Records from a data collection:
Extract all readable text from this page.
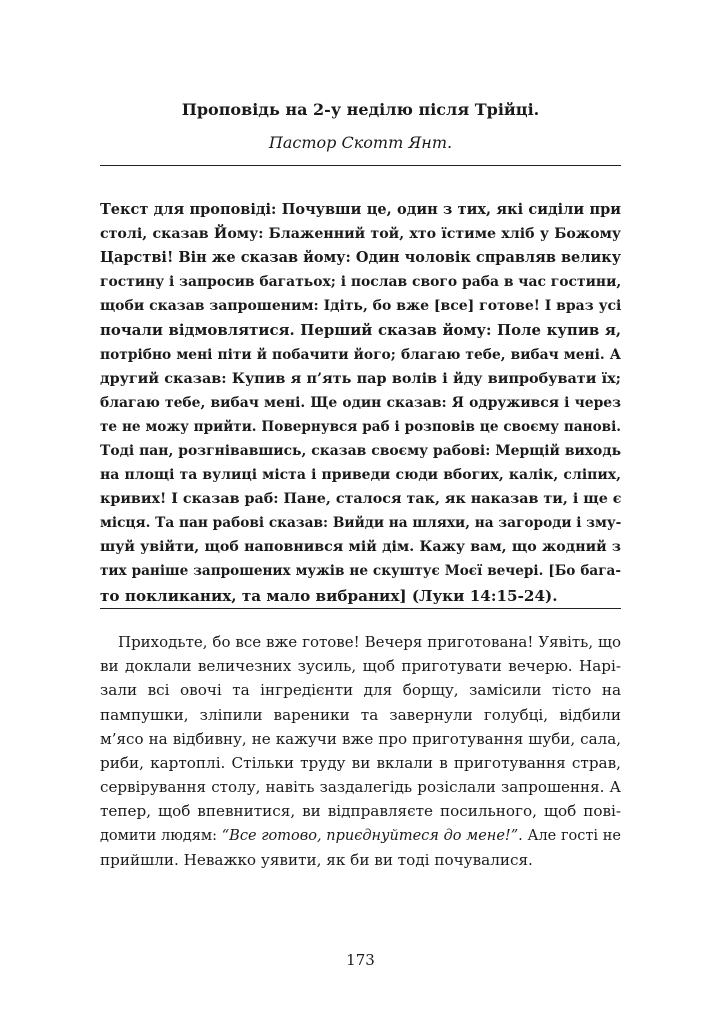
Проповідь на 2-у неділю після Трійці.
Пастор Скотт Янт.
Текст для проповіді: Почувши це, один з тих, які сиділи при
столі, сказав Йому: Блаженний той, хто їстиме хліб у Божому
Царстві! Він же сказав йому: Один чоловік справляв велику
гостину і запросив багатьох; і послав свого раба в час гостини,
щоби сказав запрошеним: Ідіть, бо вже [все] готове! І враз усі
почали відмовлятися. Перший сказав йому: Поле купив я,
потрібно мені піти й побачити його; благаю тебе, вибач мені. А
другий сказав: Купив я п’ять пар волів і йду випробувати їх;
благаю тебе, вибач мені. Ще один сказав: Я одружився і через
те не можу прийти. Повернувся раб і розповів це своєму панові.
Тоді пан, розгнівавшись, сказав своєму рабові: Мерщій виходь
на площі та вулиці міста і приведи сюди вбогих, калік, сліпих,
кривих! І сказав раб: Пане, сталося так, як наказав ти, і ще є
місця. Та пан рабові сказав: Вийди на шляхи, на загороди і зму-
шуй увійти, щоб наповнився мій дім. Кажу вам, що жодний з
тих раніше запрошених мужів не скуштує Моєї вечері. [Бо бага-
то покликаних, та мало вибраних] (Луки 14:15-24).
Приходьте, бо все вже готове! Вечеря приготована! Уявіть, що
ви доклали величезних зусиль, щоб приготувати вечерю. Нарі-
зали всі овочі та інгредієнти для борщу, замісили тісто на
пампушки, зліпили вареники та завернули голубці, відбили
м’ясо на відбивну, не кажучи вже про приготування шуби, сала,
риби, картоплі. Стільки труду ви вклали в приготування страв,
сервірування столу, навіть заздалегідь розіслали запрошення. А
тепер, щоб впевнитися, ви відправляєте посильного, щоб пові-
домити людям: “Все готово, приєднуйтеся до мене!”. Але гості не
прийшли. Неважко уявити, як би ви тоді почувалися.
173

▶ Problem to work on:
Retype all of the entries exactly as written, leaving out any images.

▶ Answer for this exercise:
Extract all readable text from this page.
Проповідь на 2-у неділю після Трійці.
Пастор Скотт Янт.
Текст для проповіді: Почувши це, один з тих, які сиділи при
столі, сказав Йому: Блаженний той, хто їстиме хліб у Божому
Царстві! Він же сказав йому: Один чоловік справляв велику
гостину і запросив багатьох; і послав свого раба в час гостини,
щоби сказав запрошеним: Ідіть, бо вже [все] готове! І враз усі
почали відмовлятися. Перший сказав йому: Поле купив я,
потрібно мені піти й побачити його; благаю тебе, вибач мені. А
другий сказав: Купив я п’ять пар волів і йду випробувати їх;
благаю тебе, вибач мені. Ще один сказав: Я одружився і через
те не можу прийти. Повернувся раб і розповів це своєму панові.
Тоді пан, розгнівавшись, сказав своєму рабові: Мерщій виходь
на площі та вулиці міста і приведи сюди вбогих, калік, сліпих,
кривих! І сказав раб: Пане, сталося так, як наказав ти, і ще є
місця. Та пан рабові сказав: Вийди на шляхи, на загороди і зму-
шуй увійти, щоб наповнився мій дім. Кажу вам, що жодний з
тих раніше запрошених мужів не скуштує Моєї вечері. [Бо бага-
то покликаних, та мало вибраних] (Луки 14:15-24).
Приходьте, бо все вже готове! Вечеря приготована! Уявіть, що
ви доклали величезних зусиль, щоб приготувати вечерю. Нарі-
зали всі овочі та інгредієнти для борщу, замісили тісто на
пампушки, зліпили вареники та завернули голубці, відбили
м’ясо на відбивну, не кажучи вже про приготування шуби, сала,
риби, картоплі. Стільки труду ви вклали в приготування страв,
сервірування столу, навіть заздалегідь розіслали запрошення. А
тепер, щоб впевнитися, ви відправляєте посильного, щоб пові-
домити людям: “Все готово, приєднуйтеся до мене!”. Але гості не
прийшли. Неважко уявити, як би ви тоді почувалися.
173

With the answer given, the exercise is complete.